▸ **GIVEN REQUEST**:
Set down, without any change, the lines of the entries below that begin with the line containing "bar-segment bbox=[486, 224, 504, 244]" and end with the line containing "legend-swatch bbox=[70, 179, 86, 195]", including both of those lines.

** Start of STORED ROWS **

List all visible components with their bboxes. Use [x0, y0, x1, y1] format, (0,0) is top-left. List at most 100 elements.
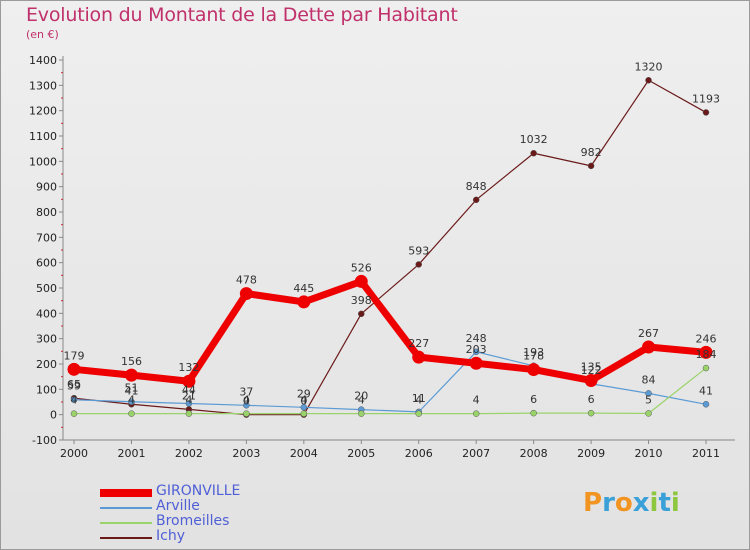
- legend-swatch: [100, 507, 152, 509]
- data-label-arville: 20: [354, 390, 368, 403]
- data-label-arville: 37: [239, 385, 253, 398]
- series-line-gironville: [73, 277, 707, 385]
- data-label-ichy: 0: [300, 395, 307, 408]
- data-point-arville: [300, 404, 308, 411]
- data-label-bromeilles: 184: [696, 348, 717, 361]
- data-label-gironville: 132: [178, 361, 199, 374]
- data-label-gironville: 156: [121, 355, 142, 368]
- y-tick-label: 500: [36, 282, 57, 295]
- data-label-arville: 41: [699, 384, 713, 397]
- data-point-bromeilles: [415, 410, 422, 417]
- data-label-bromeilles: 6: [530, 393, 537, 406]
- legend-swatch: [100, 489, 152, 497]
- data-point-ichy: [530, 149, 537, 157]
- x-tick-label: 2010: [635, 447, 663, 460]
- data-label-ichy: 41: [124, 384, 138, 397]
- data-point-bromeilles: [645, 410, 652, 417]
- y-tick-label: 1400: [29, 54, 57, 67]
- data-point-bromeilles: [472, 410, 480, 417]
- chart-title: Evolution du Montant de la Dette par Hab…: [26, 4, 458, 26]
- data-label-arville: 11: [412, 392, 426, 405]
- data-label-bromeilles: 6: [588, 393, 595, 406]
- logo-letter: x: [632, 488, 650, 518]
- data-label-bromeilles: 4: [71, 394, 78, 407]
- data-label-gironville: 267: [638, 327, 659, 340]
- data-point-gironville: [412, 350, 426, 364]
- legend-label: GIRONVILLE: [156, 483, 241, 499]
- data-label-arville: 122: [581, 364, 602, 377]
- x-tick-label: 2000: [60, 447, 88, 460]
- data-label-arville: 248: [466, 332, 487, 345]
- data-point-gironville: [354, 274, 368, 288]
- data-label-arville: 51: [124, 382, 138, 395]
- data-label-ichy: 848: [466, 180, 487, 193]
- proxiti-logo: Proxiti: [583, 488, 680, 518]
- logo-letter: i: [649, 488, 659, 518]
- data-label-gironville: 445: [293, 282, 314, 295]
- y-tick-label: 900: [36, 181, 57, 194]
- data-point-gironville: [67, 362, 81, 376]
- data-point-gironville: [182, 374, 196, 388]
- data-point-arville: [472, 348, 480, 356]
- data-point-bromeilles: [185, 410, 193, 417]
- data-point-gironville: [527, 363, 541, 377]
- y-tick-label: 700: [36, 231, 57, 244]
- data-point-bromeilles: [530, 409, 537, 417]
- data-point-bromeilles: [128, 410, 135, 417]
- chart-subtitle: (en €): [26, 28, 59, 41]
- logo-letter: P: [583, 488, 603, 518]
- series-line-bromeilles: [74, 367, 707, 415]
- data-label-ichy: 1193: [692, 92, 720, 105]
- data-point-bromeilles: [243, 410, 250, 417]
- data-label-gironville: 178: [523, 350, 544, 363]
- data-label-bromeilles: 4: [300, 394, 307, 407]
- data-label-ichy: 982: [581, 146, 602, 159]
- data-label-gironville: 478: [236, 274, 257, 287]
- data-point-ichy: [472, 196, 480, 204]
- data-label-ichy: 1320: [635, 60, 663, 73]
- data-label-bromeilles: 4: [128, 394, 135, 407]
- data-point-arville: [243, 402, 250, 409]
- data-label-bromeilles: 4: [185, 394, 192, 407]
- x-tick-label: 2004: [290, 447, 318, 460]
- data-point-bromeilles: [702, 364, 710, 372]
- data-point-gironville: [584, 373, 598, 387]
- data-point-gironville: [239, 287, 253, 301]
- y-tick-label: 1200: [29, 105, 57, 118]
- logo-letter: i: [670, 488, 680, 518]
- data-label-gironville: 135: [581, 360, 602, 373]
- series-line-arville: [73, 351, 707, 413]
- data-point-gironville: [469, 356, 483, 370]
- data-point-gironville: [699, 345, 713, 359]
- data-label-gironville: 227: [408, 337, 429, 350]
- data-point-arville: [70, 396, 78, 403]
- data-label-bromeilles: 4: [415, 394, 422, 407]
- data-point-gironville: [642, 340, 656, 354]
- data-point-bromeilles: [70, 410, 78, 417]
- x-tick-label: 2007: [462, 447, 490, 460]
- data-label-arville: 29: [297, 387, 311, 400]
- data-label-gironville: 203: [466, 343, 487, 356]
- data-label-gironville: 179: [64, 349, 85, 362]
- data-label-arville: 193: [523, 346, 544, 359]
- data-label-arville: 59: [67, 380, 81, 393]
- y-tick-label: 100: [36, 383, 57, 396]
- logo-letter: o: [614, 488, 633, 518]
- data-point-bromeilles: [358, 410, 365, 417]
- data-label-gironville: 246: [696, 332, 717, 345]
- y-tick-label: 300: [36, 333, 57, 346]
- data-label-bromeilles: 5: [645, 393, 652, 406]
- logo-letter: t: [658, 488, 671, 518]
- data-point-ichy: [645, 77, 652, 84]
- legend-swatch: [100, 537, 152, 539]
- data-label-ichy: 593: [408, 244, 429, 257]
- legend-label: Arville: [156, 498, 200, 514]
- data-label-arville: 84: [642, 373, 656, 386]
- y-tick-label: 400: [36, 307, 57, 320]
- data-label-gironville: 526: [351, 261, 372, 274]
- series-line-ichy: [73, 79, 707, 416]
- data-point-bromeilles: [300, 410, 308, 417]
- data-point-ichy: [358, 310, 365, 318]
- data-point-ichy: [415, 261, 422, 268]
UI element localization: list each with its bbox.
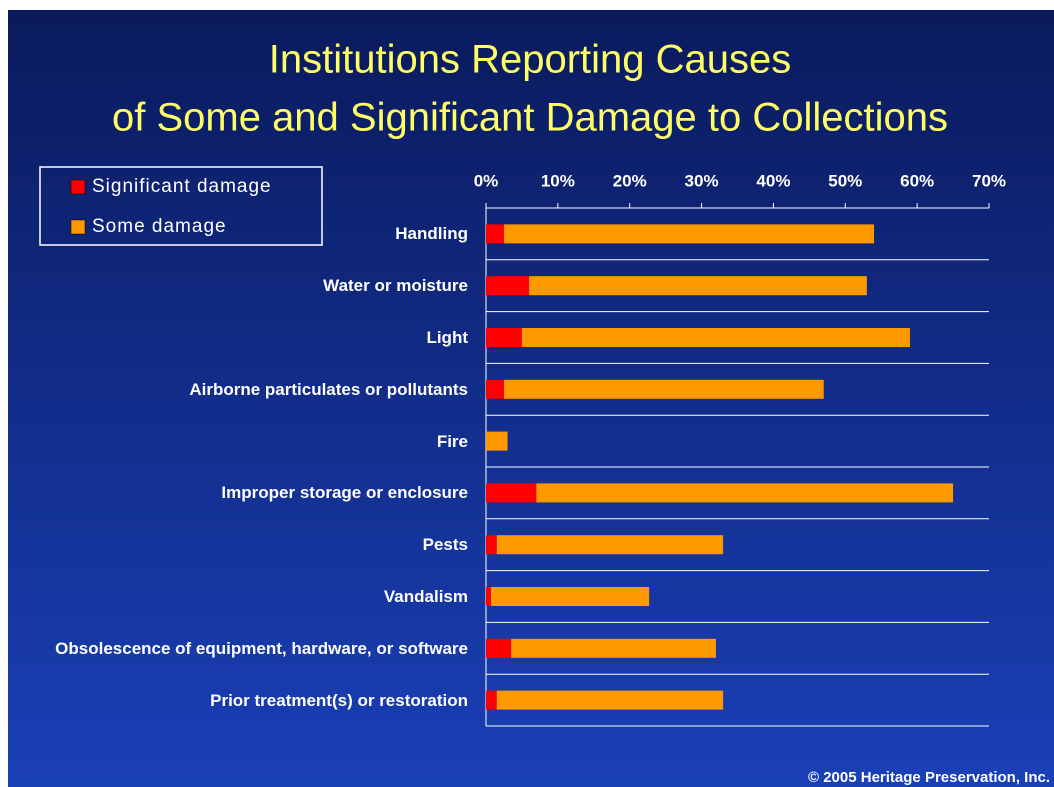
bar-segment bbox=[486, 224, 504, 244]
y-tick-label: Fire bbox=[436, 431, 468, 451]
bar-segment bbox=[503, 379, 824, 399]
y-tick-label: Prior treatment(s) or restoration bbox=[210, 690, 468, 710]
bar-segment bbox=[496, 535, 724, 555]
bar-segment bbox=[491, 587, 650, 606]
bar-segment bbox=[486, 431, 508, 451]
x-tick-label: 30% bbox=[685, 171, 719, 190]
x-tick-label: 20% bbox=[613, 171, 647, 190]
legend-swatch bbox=[70, 179, 86, 195]
chart-title: Institutions Reporting Causes bbox=[269, 38, 792, 82]
x-tick-label: 60% bbox=[900, 171, 934, 190]
bar-segment bbox=[536, 483, 954, 503]
y-tick-label: Light bbox=[426, 328, 468, 347]
x-tick-label: 40% bbox=[756, 171, 790, 190]
bar-segment bbox=[521, 328, 910, 347]
bar-segment bbox=[496, 690, 724, 710]
bar-segment bbox=[486, 483, 537, 503]
bar-segment bbox=[486, 587, 492, 606]
bar-segment bbox=[529, 276, 867, 296]
bar-segment bbox=[486, 328, 522, 347]
bar-segment bbox=[486, 276, 530, 296]
x-tick-label: 10% bbox=[541, 171, 575, 190]
y-tick-label: Obsolescence of equipment, hardware, or … bbox=[55, 638, 468, 658]
y-tick-label: Airborne particulates or pollutants bbox=[189, 379, 468, 399]
bar-segment bbox=[486, 379, 504, 399]
bar-segment bbox=[486, 638, 512, 658]
bar-segment bbox=[503, 224, 875, 244]
footer: © 2005 Heritage Preservation, Inc. bbox=[808, 769, 1050, 786]
y-tick-label: Pests bbox=[422, 535, 468, 555]
bar-segment bbox=[486, 535, 497, 555]
x-tick-label: 70% bbox=[972, 171, 1006, 190]
x-tick-label: 50% bbox=[828, 171, 862, 190]
x-tick-label: 0% bbox=[474, 171, 499, 190]
y-tick-label: Handling bbox=[395, 224, 468, 244]
legend-swatch bbox=[70, 219, 86, 235]
bar-segment bbox=[486, 690, 497, 710]
legend-label: Some damage bbox=[92, 216, 227, 237]
y-tick-label: Improper storage or enclosure bbox=[221, 483, 468, 503]
y-tick-label: Water or moisture bbox=[323, 276, 468, 296]
chart-title: of Some and Significant Damage to Collec… bbox=[112, 96, 948, 140]
legend-box bbox=[39, 166, 323, 246]
bar-segment bbox=[511, 638, 716, 658]
legend-label: Significant damage bbox=[92, 176, 272, 197]
y-tick-label: Vandalism bbox=[383, 587, 468, 606]
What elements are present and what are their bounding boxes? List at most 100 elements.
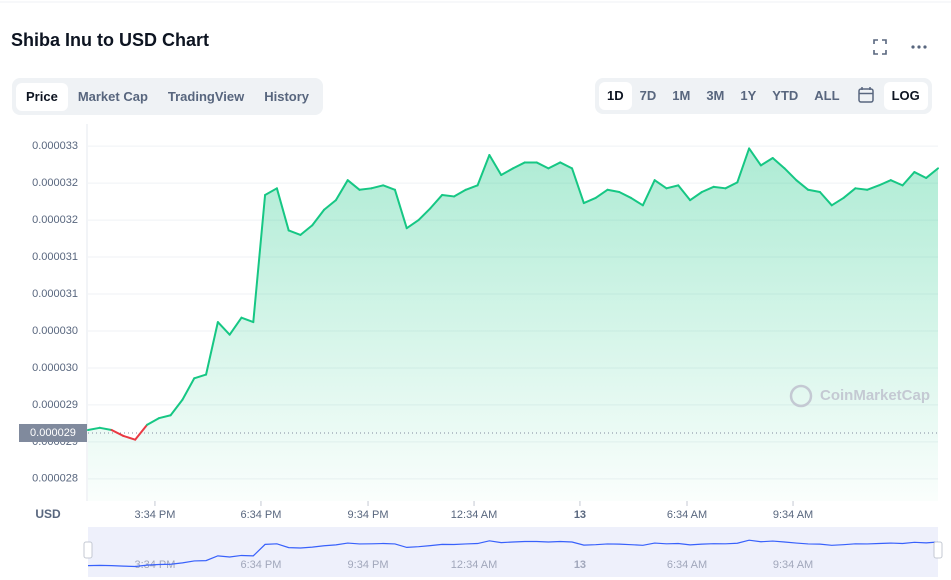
price-line-segment: [334, 179, 349, 202]
price-line-segment: [877, 179, 892, 187]
price-line-segment: [653, 179, 668, 190]
price-line-segment: [700, 185, 715, 194]
price-line-segment: [913, 171, 928, 179]
price-line-segment: [783, 167, 798, 182]
y-tick-label: 0.000031: [32, 251, 78, 263]
price-line-segment: [311, 208, 326, 227]
price-line-segment: [417, 207, 432, 222]
price-line-segment: [795, 179, 810, 191]
watermark-logo: [789, 384, 813, 408]
tab[interactable]: History: [264, 88, 310, 104]
price-line-segment: [559, 161, 574, 170]
price-line-segment: [547, 161, 562, 170]
tab-group: Price Market Cap TradingView History: [12, 78, 324, 115]
navigator-bg: [88, 527, 938, 577]
price-line-segment: [157, 414, 172, 420]
price-line-segment: [146, 417, 160, 426]
calendar-icon[interactable]: [848, 86, 884, 106]
y-tick-label: 0.000031: [32, 288, 78, 300]
watermark: CoinMarketCap: [820, 387, 930, 404]
price-line-segment: [264, 187, 278, 196]
price-line-segment: [582, 196, 597, 205]
price-line-segment: [429, 193, 444, 210]
y-axis-label: USD: [35, 507, 61, 521]
x-tick-label: 3:34 PM: [134, 509, 175, 521]
x-tick-label: 9:34 PM: [348, 509, 389, 521]
navigator-tick-label: 6:34 PM: [240, 559, 281, 571]
price-line-segment: [512, 161, 526, 170]
log-button[interactable]: LOG: [883, 82, 928, 110]
price-line-segment: [866, 184, 880, 191]
price-line-segment: [665, 184, 680, 190]
price-line-segment: [98, 426, 113, 432]
price-line-segment: [240, 316, 255, 324]
price-line-segment: [275, 187, 290, 232]
price-line-segment: [807, 188, 821, 194]
price-line-segment: [405, 219, 420, 230]
navigator-line: [87, 539, 939, 568]
price-line-segment: [818, 191, 833, 207]
range-button[interactable]: 1Y: [740, 88, 757, 103]
price-line-segment: [771, 157, 786, 170]
x-tick-label: 6:34 PM: [240, 509, 281, 521]
navigator-handle: [83, 541, 93, 559]
price-line-segment: [228, 316, 243, 336]
range-button[interactable]: 3M: [706, 88, 725, 103]
price-line-segment: [925, 167, 939, 179]
price-line-segment: [169, 398, 184, 417]
price-line-segment: [500, 167, 514, 177]
y-tick-label: 0.000032: [32, 214, 78, 226]
price-line-segment: [842, 187, 857, 199]
y-tick-label: 0.000033: [32, 140, 78, 152]
price-line-segment: [606, 188, 621, 194]
range-button[interactable]: YTD: [772, 88, 799, 103]
x-tick-label: 6:34 AM: [667, 509, 707, 521]
price-line-segment: [889, 179, 904, 187]
navigator-tick-label: 9:34 PM: [348, 559, 389, 571]
price-line-segment: [205, 321, 219, 376]
tab[interactable]: Market Cap: [77, 88, 148, 104]
tab[interactable]: Price: [16, 82, 68, 111]
navigator-tick-label: 12:34 AM: [451, 559, 497, 571]
price-line-segment: [370, 184, 385, 190]
price-line-segment: [630, 196, 644, 207]
y-tick-label: 0.000032: [32, 177, 78, 189]
price-line-segment: [571, 167, 585, 205]
more-icon[interactable]: [911, 45, 927, 49]
price-line-segment: [901, 171, 916, 187]
price-line-segment: [181, 377, 196, 401]
price-area: [88, 148, 938, 502]
price-line-segment: [346, 179, 361, 191]
price-line-segment: [122, 434, 137, 441]
price-line-segment: [830, 196, 845, 207]
price-line-segment: [252, 193, 267, 324]
price-line-segment: [193, 373, 208, 380]
y-tick-label: 0.000030: [32, 325, 78, 337]
price-line-segment: [759, 157, 774, 167]
reference-label-bg: [19, 423, 87, 442]
price-line-segment: [464, 184, 479, 191]
price-line-segment: [641, 179, 656, 207]
price-line-segment: [216, 321, 231, 336]
x-tick-label: 13: [574, 509, 586, 521]
range-button[interactable]: 1M: [672, 88, 691, 103]
price-line-segment: [535, 161, 550, 170]
navigator-handle: [933, 541, 943, 559]
fullscreen-icon[interactable]: [873, 39, 887, 55]
price-line-segment: [287, 229, 302, 236]
price-line-segment: [110, 429, 125, 437]
price-line-segment: [712, 185, 727, 190]
price-line-segment: [724, 181, 739, 190]
range-button[interactable]: ALL: [814, 88, 840, 103]
x-tick-label: 9:34 AM: [773, 509, 813, 521]
price-line-segment: [736, 147, 751, 184]
range-button[interactable]: 1D: [599, 82, 632, 110]
price-line-segment: [358, 187, 373, 191]
title: Shiba Inu to USD Chart: [11, 30, 209, 50]
tab[interactable]: TradingView: [167, 88, 245, 104]
range-button[interactable]: 7D: [639, 88, 657, 103]
price-line-segment: [393, 188, 408, 230]
price-line-segment: [854, 187, 869, 191]
navigator-tick-label: 9:34 AM: [773, 559, 813, 571]
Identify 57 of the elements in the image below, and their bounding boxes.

** End of STORED ROWS **

▸ **EXERCISE OUTPUT**:
bar-segment bbox=[486, 224, 504, 244]
y-tick-label: Fire bbox=[436, 431, 468, 451]
bar-segment bbox=[503, 379, 824, 399]
y-tick-label: Prior treatment(s) or restoration bbox=[210, 690, 468, 710]
bar-segment bbox=[496, 535, 724, 555]
bar-segment bbox=[491, 587, 650, 606]
bar-segment bbox=[486, 431, 508, 451]
x-tick-label: 30% bbox=[685, 171, 719, 190]
x-tick-label: 20% bbox=[613, 171, 647, 190]
legend-swatch bbox=[70, 179, 86, 195]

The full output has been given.